Snailz

These data generators model genomic analysis of snails in the Pacific Northwest that are growing to unusual size as a result of exposure to pollution.

One or more surveys are conducted at one or more sites.
Each survey collects genomes and sizes of snails.
A grid at each site is marked out to show the presence or absence of pollution.
Laboratory staff perform assays of the snails' genetic material.
Each assay plate has a design showing the material applied and readings showing the measured response.
Plates may be invalidated after the fact if a staff member believes it is contaminated.

survey sites

Usage

Create a fresh Python environment: uv venv
Activate that environment: source .venv/bin/activate
Build development version of package: uv pip install -e .
View available commands: snailz --help
Copy default parameter files: snailz params --outdir ./params
See how to regenerate datasets: python -c 'import snailz; help(snailz)'

To regenerate all data using the default parameters provided, run:

snailz everything --paramsdir ./params --datadir ./data --verbose

Database

The final database data/lab.db is structured as shown below. Note that the data from the file assays.json is split between several tables. Note also that the SQLite database file is not included in this repository because its binary representation changes each time it is regenerated (even though the values it contains stay the same). The map of survey locations in data/survey.png is not included in the repository for the same reason, but a duplicate is manually saved in img/survey.png.

database schema

site: survey site
- site_id: primary key (text)
- lon: longitude of site reference marker (float deg)
- lat: latitude of site reference marker (float deg)
survey
- survey_id: primary key (text)
- site_id: foreign key of site where survey was conducted (text)
- date: date that survey was conducted (date, YYYY-MM-DD)
sample: sample taken from survey
- sample_id: primary key (int, 1-1 with experiment.sample_id)
- survey_id: foreign key of survey (int)
- lon: longitude of sample site (float deg)
- lat: latitude of sample site (float deg)
- sequence: genome sequence of sample (text)
- size: snail size (float)
experiment: experiment done on sample
- sample_id: primary key (int, 1-1 with sample.sample_id)
- kind: kind of experiment (text, either 'ELISA' or 'JESS')
- start: start date (date, YYYY-MM-DD)
- end: end date (date, YYYY-MM-DD, null if experiment is ongoing)
staff
- staff_id: primary key (int)
- personal: personal name (text)
- family: family name (text)
performed: join table showing which staff members performed which experiments
- staff_id: foreign key of staff member
- sample_id: foreign key of sample/experiment
plate: information about single assay plate
- plate_id: primary key (int)
- sample_id: foreign key of sample/experiment (int)
- date: date that plate was run (date, YYYY-MM-DD)
- filename: filename of design/results file (text)
invalidated: invalidated plates
- plate_id: foreign key of plate (int)
- staff_id: foreign key of staff member who did invalidation (int)

### Activity list
(1) According to the Snailz page, why is the SQLite database file left out of the repository?
(2) Reproduce the Snailz page word for word, everything from "To regenerate all" down to "saved in img/survey.png.".
The entries after this point can be set aside.

### Recorded information

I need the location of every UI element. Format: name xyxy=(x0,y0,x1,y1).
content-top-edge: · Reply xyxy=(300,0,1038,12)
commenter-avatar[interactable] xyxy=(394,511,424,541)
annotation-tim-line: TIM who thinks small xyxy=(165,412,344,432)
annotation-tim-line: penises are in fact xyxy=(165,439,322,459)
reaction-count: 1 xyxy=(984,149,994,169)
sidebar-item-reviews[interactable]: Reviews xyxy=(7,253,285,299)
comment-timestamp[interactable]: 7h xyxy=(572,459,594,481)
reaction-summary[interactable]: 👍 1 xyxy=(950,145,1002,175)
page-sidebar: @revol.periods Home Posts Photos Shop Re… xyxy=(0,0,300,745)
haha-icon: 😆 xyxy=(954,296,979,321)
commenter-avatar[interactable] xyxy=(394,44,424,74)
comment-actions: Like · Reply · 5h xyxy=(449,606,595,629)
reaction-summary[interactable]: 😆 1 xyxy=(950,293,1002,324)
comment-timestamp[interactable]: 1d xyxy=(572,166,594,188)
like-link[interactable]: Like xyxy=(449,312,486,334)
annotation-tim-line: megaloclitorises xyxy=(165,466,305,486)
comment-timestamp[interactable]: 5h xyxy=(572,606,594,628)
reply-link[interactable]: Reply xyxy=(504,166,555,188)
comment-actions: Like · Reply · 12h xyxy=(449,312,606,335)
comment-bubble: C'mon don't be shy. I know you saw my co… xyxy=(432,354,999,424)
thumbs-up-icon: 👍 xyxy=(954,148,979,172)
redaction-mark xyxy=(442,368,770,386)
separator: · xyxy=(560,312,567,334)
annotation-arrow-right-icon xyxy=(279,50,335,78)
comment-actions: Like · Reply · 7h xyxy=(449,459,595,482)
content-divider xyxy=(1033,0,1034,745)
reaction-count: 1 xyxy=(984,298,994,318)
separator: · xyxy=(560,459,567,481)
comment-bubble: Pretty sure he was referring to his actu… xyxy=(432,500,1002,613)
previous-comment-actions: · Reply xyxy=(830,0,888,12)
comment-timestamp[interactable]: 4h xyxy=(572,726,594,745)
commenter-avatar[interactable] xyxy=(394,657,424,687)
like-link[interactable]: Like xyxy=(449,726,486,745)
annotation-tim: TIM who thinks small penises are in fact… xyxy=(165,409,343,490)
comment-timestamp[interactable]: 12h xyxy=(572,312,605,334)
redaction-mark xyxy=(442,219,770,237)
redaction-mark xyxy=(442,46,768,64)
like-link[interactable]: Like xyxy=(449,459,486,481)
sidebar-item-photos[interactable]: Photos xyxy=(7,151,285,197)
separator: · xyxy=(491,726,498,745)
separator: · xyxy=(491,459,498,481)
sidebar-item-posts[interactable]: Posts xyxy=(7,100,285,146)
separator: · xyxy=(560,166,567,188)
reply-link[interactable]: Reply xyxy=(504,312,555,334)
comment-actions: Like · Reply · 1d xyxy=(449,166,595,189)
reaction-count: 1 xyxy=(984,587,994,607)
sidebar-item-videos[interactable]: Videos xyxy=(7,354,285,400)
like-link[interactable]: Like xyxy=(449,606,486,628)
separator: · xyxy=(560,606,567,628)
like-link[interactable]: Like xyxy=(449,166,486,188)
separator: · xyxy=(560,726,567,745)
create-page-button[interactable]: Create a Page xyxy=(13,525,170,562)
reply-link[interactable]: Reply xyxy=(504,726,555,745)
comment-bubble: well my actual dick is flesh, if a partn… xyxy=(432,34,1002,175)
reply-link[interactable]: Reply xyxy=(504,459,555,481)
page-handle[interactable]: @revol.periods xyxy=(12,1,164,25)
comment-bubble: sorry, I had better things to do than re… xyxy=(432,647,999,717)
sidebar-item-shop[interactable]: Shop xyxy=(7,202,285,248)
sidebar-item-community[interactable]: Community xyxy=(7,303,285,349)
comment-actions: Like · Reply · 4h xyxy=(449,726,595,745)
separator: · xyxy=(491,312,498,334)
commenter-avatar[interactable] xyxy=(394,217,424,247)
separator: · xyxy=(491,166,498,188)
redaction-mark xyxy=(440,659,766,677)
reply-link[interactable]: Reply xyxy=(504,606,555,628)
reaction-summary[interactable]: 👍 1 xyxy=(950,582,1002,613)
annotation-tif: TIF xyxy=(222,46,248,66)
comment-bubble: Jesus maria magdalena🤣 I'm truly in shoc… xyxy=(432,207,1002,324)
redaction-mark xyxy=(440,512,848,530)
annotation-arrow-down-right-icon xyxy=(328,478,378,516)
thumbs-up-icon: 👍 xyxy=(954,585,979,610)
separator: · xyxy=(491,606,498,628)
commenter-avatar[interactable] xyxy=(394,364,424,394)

### Answers by item number
(1) Its binary representation changes each time it is regenerated, even though the values it contains stay the same.

(2)
To regenerate all data using the default parameters provided, run:

snailz everything --paramsdir ./params --datadir ./data --verbose

Database

The final database data/lab.db is structured as shown below. Note that the data from the file assays.json is split between several tables. Note also that the SQLite database file is not included in this repository because its binary representation changes each time it is regenerated (even though the values it contains stay the same). The map of survey locations in data/survey.png is not included in the repository for the same reason, but a duplicate is manually saved in img/survey.png.